* To be done
Extract the complete data exactly as given.

[Dataset records]
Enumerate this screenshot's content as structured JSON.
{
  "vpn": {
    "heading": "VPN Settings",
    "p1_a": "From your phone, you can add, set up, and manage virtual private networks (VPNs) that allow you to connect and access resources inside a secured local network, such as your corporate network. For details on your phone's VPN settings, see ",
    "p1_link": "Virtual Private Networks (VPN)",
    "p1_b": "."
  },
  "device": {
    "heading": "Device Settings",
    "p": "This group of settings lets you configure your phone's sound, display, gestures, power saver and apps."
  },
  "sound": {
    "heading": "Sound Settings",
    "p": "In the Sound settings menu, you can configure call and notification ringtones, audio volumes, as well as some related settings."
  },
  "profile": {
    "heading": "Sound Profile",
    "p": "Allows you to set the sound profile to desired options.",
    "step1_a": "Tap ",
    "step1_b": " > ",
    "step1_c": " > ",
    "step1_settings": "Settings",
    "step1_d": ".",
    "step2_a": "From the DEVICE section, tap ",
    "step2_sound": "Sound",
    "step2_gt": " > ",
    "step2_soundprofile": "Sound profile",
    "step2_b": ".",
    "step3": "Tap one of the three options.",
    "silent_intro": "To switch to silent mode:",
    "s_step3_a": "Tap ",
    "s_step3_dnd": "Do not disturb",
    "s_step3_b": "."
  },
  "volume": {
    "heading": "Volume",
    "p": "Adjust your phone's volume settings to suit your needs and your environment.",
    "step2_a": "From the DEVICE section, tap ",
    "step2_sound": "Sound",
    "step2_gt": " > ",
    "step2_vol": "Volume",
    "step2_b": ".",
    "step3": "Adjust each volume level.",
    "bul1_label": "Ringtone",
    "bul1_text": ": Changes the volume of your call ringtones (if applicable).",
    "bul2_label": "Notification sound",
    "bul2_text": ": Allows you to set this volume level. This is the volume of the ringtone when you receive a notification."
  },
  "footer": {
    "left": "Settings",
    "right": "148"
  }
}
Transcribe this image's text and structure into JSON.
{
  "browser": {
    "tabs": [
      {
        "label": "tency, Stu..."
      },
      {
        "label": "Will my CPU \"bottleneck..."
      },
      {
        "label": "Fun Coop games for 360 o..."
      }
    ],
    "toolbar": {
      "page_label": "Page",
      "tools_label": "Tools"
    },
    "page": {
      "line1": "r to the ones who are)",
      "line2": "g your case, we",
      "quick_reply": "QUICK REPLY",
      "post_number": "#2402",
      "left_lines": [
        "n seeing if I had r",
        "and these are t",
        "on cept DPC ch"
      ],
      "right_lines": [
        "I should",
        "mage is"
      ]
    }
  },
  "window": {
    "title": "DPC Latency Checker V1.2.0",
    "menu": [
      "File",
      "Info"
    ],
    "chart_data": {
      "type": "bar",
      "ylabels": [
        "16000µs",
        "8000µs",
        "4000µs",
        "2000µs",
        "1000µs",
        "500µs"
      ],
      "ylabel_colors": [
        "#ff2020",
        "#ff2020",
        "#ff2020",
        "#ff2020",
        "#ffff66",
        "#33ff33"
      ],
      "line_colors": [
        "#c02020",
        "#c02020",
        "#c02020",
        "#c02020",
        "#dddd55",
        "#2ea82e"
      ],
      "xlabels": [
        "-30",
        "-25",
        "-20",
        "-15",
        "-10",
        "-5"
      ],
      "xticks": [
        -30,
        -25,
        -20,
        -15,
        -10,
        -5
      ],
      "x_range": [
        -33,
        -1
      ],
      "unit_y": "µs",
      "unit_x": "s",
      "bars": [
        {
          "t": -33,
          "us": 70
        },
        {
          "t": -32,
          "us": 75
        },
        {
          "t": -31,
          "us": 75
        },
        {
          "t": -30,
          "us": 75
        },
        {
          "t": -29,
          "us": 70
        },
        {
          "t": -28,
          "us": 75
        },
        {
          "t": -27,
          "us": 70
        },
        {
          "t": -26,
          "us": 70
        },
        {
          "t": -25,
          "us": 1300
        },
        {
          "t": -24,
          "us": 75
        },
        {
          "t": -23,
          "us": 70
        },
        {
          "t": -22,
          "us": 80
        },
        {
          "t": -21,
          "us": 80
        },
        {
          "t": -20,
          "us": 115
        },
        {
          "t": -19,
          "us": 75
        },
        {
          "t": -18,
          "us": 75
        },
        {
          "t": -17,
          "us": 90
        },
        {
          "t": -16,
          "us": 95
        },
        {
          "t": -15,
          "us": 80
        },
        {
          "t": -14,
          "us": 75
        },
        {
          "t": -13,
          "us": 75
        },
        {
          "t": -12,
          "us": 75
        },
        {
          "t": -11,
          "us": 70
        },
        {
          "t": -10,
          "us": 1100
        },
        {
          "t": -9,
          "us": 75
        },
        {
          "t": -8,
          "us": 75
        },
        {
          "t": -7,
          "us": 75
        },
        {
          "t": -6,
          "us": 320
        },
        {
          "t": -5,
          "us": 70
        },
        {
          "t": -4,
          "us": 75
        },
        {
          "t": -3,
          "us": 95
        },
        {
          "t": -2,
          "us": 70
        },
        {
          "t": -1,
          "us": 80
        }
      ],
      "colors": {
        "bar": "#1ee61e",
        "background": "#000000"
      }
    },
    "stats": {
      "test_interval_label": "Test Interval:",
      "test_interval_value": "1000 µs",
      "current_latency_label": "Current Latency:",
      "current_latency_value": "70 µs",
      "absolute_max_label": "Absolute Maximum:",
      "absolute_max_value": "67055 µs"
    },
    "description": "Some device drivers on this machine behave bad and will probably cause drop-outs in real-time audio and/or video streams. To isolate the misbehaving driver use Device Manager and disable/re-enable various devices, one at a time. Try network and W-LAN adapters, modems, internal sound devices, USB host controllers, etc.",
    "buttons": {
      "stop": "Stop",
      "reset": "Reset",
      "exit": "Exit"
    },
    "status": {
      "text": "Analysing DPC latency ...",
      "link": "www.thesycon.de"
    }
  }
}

* Output below
Enumerate this screenshot's content as structured JSON.
{
  "vpn": {
    "heading": "VPN Settings",
    "p1_a": "From your phone, you can add, set up, and manage virtual private networks (VPNs) that allow you to connect and access resources inside a secured local network, such as your corporate network. For details on your phone's VPN settings, see ",
    "p1_link": "Virtual Private Networks (VPN)",
    "p1_b": "."
  },
  "device": {
    "heading": "Device Settings",
    "p": "This group of settings lets you configure your phone's sound, display, gestures, power saver and apps."
  },
  "sound": {
    "heading": "Sound Settings",
    "p": "In the Sound settings menu, you can configure call and notification ringtones, audio volumes, as well as some related settings."
  },
  "profile": {
    "heading": "Sound Profile",
    "p": "Allows you to set the sound profile to desired options.",
    "step1_a": "Tap ",
    "step1_b": " > ",
    "step1_c": " > ",
    "step1_settings": "Settings",
    "step1_d": ".",
    "step2_a": "From the DEVICE section, tap ",
    "step2_sound": "Sound",
    "step2_gt": " > ",
    "step2_soundprofile": "Sound profile",
    "step2_b": ".",
    "step3": "Tap one of the three options.",
    "silent_intro": "To switch to silent mode:",
    "s_step3_a": "Tap ",
    "s_step3_dnd": "Do not disturb",
    "s_step3_b": "."
  },
  "volume": {
    "heading": "Volume",
    "p": "Adjust your phone's volume settings to suit your needs and your environment.",
    "step2_a": "From the DEVICE section, tap ",
    "step2_sound": "Sound",
    "step2_gt": " > ",
    "step2_vol": "Volume",
    "step2_b": ".",
    "step3": "Adjust each volume level.",
    "bul1_label": "Ringtone",
    "bul1_text": ": Changes the volume of your call ringtones (if applicable).",
    "bul2_label": "Notification sound",
    "bul2_text": ": Allows you to set this volume level. This is the volume of the ringtone when you receive a notification."
  },
  "footer": {
    "left": "Settings",
    "right": "148"
  }
}
Transcribe this image's text and structure into JSON.
{
  "browser": {
    "tabs": [
      {
        "label": "tency, Stu..."
      },
      {
        "label": "Will my CPU \"bottleneck..."
      },
      {
        "label": "Fun Coop games for 360 o..."
      }
    ],
    "toolbar": {
      "page_label": "Page",
      "tools_label": "Tools"
    },
    "page": {
      "line1": "r to the ones who are)",
      "line2": "g your case, we",
      "quick_reply": "QUICK REPLY",
      "post_number": "#2402",
      "left_lines": [
        "n seeing if I had r",
        "and these are t",
        "on cept DPC ch"
      ],
      "right_lines": [
        "I should",
        "mage is"
      ]
    }
  },
  "window": {
    "title": "DPC Latency Checker V1.2.0",
    "menu": [
      "File",
      "Info"
    ],
    "chart_data": {
      "type": "bar",
      "ylabels": [
        "16000µs",
        "8000µs",
        "4000µs",
        "2000µs",
        "1000µs",
        "500µs"
      ],
      "ylabel_colors": [
        "#ff2020",
        "#ff2020",
        "#ff2020",
        "#ff2020",
        "#ffff66",
        "#33ff33"
      ],
      "line_colors": [
        "#c02020",
        "#c02020",
        "#c02020",
        "#c02020",
        "#dddd55",
        "#2ea82e"
      ],
      "xlabels": [
        "-30",
        "-25",
        "-20",
        "-15",
        "-10",
        "-5"
      ],
      "xticks": [
        -30,
        -25,
        -20,
        -15,
        -10,
        -5
      ],
      "x_range": [
        -33,
        -1
      ],
      "unit_y": "µs",
      "unit_x": "s",
      "bars": [
        {
          "t": -33,
          "us": 70
        },
        {
          "t": -32,
          "us": 75
        },
        {
          "t": -31,
          "us": 75
        },
        {
          "t": -30,
          "us": 75
        },
        {
          "t": -29,
          "us": 70
        },
        {
          "t": -28,
          "us": 75
        },
        {
          "t": -27,
          "us": 70
        },
        {
          "t": -26,
          "us": 70
        },
        {
          "t": -25,
          "us": 1300
        },
        {
          "t": -24,
          "us": 75
        },
        {
          "t": -23,
          "us": 70
        },
        {
          "t": -22,
          "us": 80
        },
        {
          "t": -21,
          "us": 80
        },
        {
          "t": -20,
          "us": 115
        },
        {
          "t": -19,
          "us": 75
        },
        {
          "t": -18,
          "us": 75
        },
        {
          "t": -17,
          "us": 90
        },
        {
          "t": -16,
          "us": 95
        },
        {
          "t": -15,
          "us": 80
        },
        {
          "t": -14,
          "us": 75
        },
        {
          "t": -13,
          "us": 75
        },
        {
          "t": -12,
          "us": 75
        },
        {
          "t": -11,
          "us": 70
        },
        {
          "t": -10,
          "us": 1100
        },
        {
          "t": -9,
          "us": 75
        },
        {
          "t": -8,
          "us": 75
        },
        {
          "t": -7,
          "us": 75
        },
        {
          "t": -6,
          "us": 320
        },
        {
          "t": -5,
          "us": 70
        },
        {
          "t": -4,
          "us": 75
        },
        {
          "t": -3,
          "us": 95
        },
        {
          "t": -2,
          "us": 70
        },
        {
          "t": -1,
          "us": 80
        }
      ],
      "colors": {
        "bar": "#1ee61e",
        "background": "#000000"
      }
    },
    "stats": {
      "test_interval_label": "Test Interval:",
      "test_interval_value": "1000 µs",
      "current_latency_label": "Current Latency:",
      "current_latency_value": "70 µs",
      "absolute_max_label": "Absolute Maximum:",
      "absolute_max_value": "67055 µs"
    },
    "description": "Some device drivers on this machine behave bad and will probably cause drop-outs in real-time audio and/or video streams. To isolate the misbehaving driver use Device Manager and disable/re-enable various devices, one at a time. Try network and W-LAN adapters, modems, internal sound devices, USB host controllers, etc.",
    "buttons": {
      "stop": "Stop",
      "reset": "Reset",
      "exit": "Exit"
    },
    "status": {
      "text": "Analysing DPC latency ...",
      "link": "www.thesycon.de"
    }
  }
}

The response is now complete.